TEXTO
• • • •
Fue verles aparecer por el Pozo Cubillas y pensar que nada hay imposible. Llegaron por separado, jadeantes, sudorosos, pero contentos. Primero, Javier Pitillas y Gerardo Fernández (persona sordociega) en triciclo; después, Javier y su hijo Antonio (13 años, persona con parálisis cerebral) en bicicleta doble duet junto a Daniel Del Río, que cerraba la comitiva en su bicicleta de apoyo.
Allí les recibimos miembros de la Asociación con Manoli, nuestra Presidenta a la cabeza, con flores de regalo elaboradas en nuestro Centro y palabras de ánimo. Ya más descansados, bajo la sombra de los tilos, hubo sosiego y minutos para los comentarios acerca del Camino que iniciaron el domingo, 24, desde Roncesvalles, y que cumplia ayer su tercera etapa Estella- Logroño tras Roncesvalles-Pamplona y Pamplona-Estella. Los dos “Javieres”, portavoces, atendieron a los medios que, como La Rioja y Popular TV, se desplazaron para entrevistarlos y tras las fotos testimoniales en uno de los mejores enclaves de nuestra ciudad, enfilamos hacia el Hotel Husa Gran Vía, a cuyo Gerente Carlos López Melón agradecemos sinceramente su apoyo en cuantas propuestas le dirigimos desde Aspace, para descansar.
• • • •
[Entradas del conjunto de datos]
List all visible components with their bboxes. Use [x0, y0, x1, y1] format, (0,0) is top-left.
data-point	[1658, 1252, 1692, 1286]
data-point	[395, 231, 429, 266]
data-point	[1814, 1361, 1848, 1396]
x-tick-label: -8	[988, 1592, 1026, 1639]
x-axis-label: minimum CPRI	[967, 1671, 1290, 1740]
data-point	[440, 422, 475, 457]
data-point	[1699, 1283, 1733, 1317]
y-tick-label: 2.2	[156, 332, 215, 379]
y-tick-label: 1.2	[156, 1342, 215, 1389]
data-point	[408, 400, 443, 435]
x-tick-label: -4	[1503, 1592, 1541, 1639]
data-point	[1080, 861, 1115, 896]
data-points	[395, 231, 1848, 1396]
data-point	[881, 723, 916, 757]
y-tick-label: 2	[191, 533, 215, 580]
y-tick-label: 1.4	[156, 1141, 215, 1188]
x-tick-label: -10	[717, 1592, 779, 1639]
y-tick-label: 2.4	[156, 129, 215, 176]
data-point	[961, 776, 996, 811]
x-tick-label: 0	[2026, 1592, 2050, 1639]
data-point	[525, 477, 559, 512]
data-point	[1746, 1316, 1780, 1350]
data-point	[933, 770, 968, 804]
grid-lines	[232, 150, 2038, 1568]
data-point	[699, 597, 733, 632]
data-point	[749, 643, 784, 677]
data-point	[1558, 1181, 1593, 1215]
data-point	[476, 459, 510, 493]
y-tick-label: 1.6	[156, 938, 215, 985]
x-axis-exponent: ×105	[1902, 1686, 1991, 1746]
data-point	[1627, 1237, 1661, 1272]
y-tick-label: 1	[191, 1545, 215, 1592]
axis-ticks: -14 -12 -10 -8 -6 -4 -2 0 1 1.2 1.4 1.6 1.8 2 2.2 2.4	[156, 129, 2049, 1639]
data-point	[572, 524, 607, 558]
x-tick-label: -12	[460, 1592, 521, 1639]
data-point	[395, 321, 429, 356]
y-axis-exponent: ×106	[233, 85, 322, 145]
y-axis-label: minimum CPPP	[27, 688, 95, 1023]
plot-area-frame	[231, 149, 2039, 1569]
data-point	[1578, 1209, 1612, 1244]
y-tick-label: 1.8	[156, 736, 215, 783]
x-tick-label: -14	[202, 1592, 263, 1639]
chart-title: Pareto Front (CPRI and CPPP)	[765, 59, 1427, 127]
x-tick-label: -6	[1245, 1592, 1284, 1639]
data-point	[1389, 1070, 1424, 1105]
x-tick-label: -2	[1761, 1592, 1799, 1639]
• • • •
ACTIVIDAD 1
Responde a estas preguntas sobre el texto:
(a) ¿En qué vehículo llegaron Javier y su hijo Antonio?
(b) ¿Desde qué lugar empezaron el Camino?
(c) ¿Qué medios fueron a entrevistarlos?
ACTIVIDAD 2
Copia palabra por palabra el texto, empezando por "Fue verles aparecer" y siguiendo hasta "bicicleta de apoyo.".
ACTIVIDAD 3
Enumera todas las etapas del Camino que se nombran en el texto.

RESPUESTA 1
(a) En bicicleta doble duet.
(b) Desde Roncesvalles.
(c) La Rioja y Popular TV.

RESPUESTA 2
Fue verles aparecer por el Pozo Cubillas y pensar que nada hay imposible. Llegaron por separado, jadeantes, sudorosos, pero contentos. Primero, Javier Pitillas y Gerardo Fernández (persona sordociega) en triciclo; después, Javier y su hijo Antonio (13 años, persona con parálisis cerebral) en bicicleta doble duet junto a Daniel Del Río, que cerraba la comitiva en su bicicleta de apoyo.

RESPUESTA 3
Roncesvalles-Pamplona
Pamplona-Estella
Estella-Logroño